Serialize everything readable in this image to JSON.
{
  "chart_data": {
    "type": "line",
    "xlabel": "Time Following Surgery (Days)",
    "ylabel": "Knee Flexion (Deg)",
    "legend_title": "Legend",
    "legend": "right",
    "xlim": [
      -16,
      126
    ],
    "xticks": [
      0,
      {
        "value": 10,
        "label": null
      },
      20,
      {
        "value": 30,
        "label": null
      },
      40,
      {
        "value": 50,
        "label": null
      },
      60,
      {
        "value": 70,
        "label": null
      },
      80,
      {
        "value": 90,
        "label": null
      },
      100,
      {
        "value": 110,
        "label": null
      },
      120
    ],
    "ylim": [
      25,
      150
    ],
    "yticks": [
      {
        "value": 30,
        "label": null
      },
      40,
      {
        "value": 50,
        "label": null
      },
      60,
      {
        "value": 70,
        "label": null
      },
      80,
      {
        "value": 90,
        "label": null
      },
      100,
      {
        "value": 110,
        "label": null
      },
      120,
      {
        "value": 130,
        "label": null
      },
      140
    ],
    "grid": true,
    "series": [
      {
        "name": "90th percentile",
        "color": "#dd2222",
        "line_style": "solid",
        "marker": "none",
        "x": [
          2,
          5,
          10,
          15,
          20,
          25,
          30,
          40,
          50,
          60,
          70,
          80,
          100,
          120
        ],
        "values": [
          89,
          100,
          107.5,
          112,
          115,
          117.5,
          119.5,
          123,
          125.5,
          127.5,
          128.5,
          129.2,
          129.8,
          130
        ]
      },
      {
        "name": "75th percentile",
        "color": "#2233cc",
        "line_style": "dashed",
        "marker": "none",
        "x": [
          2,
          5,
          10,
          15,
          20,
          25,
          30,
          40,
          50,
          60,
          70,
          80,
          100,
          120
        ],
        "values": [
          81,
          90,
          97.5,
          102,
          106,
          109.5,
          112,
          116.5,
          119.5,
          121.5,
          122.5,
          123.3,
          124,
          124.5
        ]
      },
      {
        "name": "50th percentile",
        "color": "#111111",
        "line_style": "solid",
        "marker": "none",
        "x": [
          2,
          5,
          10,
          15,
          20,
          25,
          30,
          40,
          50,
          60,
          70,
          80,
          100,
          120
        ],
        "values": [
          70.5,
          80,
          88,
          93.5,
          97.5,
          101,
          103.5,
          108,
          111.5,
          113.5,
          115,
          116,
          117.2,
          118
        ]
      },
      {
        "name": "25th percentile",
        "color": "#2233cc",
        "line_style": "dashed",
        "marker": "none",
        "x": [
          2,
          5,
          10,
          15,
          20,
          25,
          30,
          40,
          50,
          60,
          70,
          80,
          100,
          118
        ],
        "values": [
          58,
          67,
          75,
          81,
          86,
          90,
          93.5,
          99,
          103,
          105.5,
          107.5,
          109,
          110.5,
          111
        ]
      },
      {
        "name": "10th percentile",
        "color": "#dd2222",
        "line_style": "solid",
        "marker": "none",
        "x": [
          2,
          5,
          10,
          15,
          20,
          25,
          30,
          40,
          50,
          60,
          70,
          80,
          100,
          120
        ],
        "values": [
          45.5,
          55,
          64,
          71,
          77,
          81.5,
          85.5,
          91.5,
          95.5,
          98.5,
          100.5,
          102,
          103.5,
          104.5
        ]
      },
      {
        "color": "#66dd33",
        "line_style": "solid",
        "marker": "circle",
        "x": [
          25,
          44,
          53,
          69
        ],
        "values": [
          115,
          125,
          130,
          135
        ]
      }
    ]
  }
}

§ **Task directions**: Read the entries and show each line that mentions "name".

§ **Result**:
        "name": "90th percentile",
        "name": "75th percentile",
        "name": "50th percentile",
        "name": "25th percentile",
        "name": "10th percentile",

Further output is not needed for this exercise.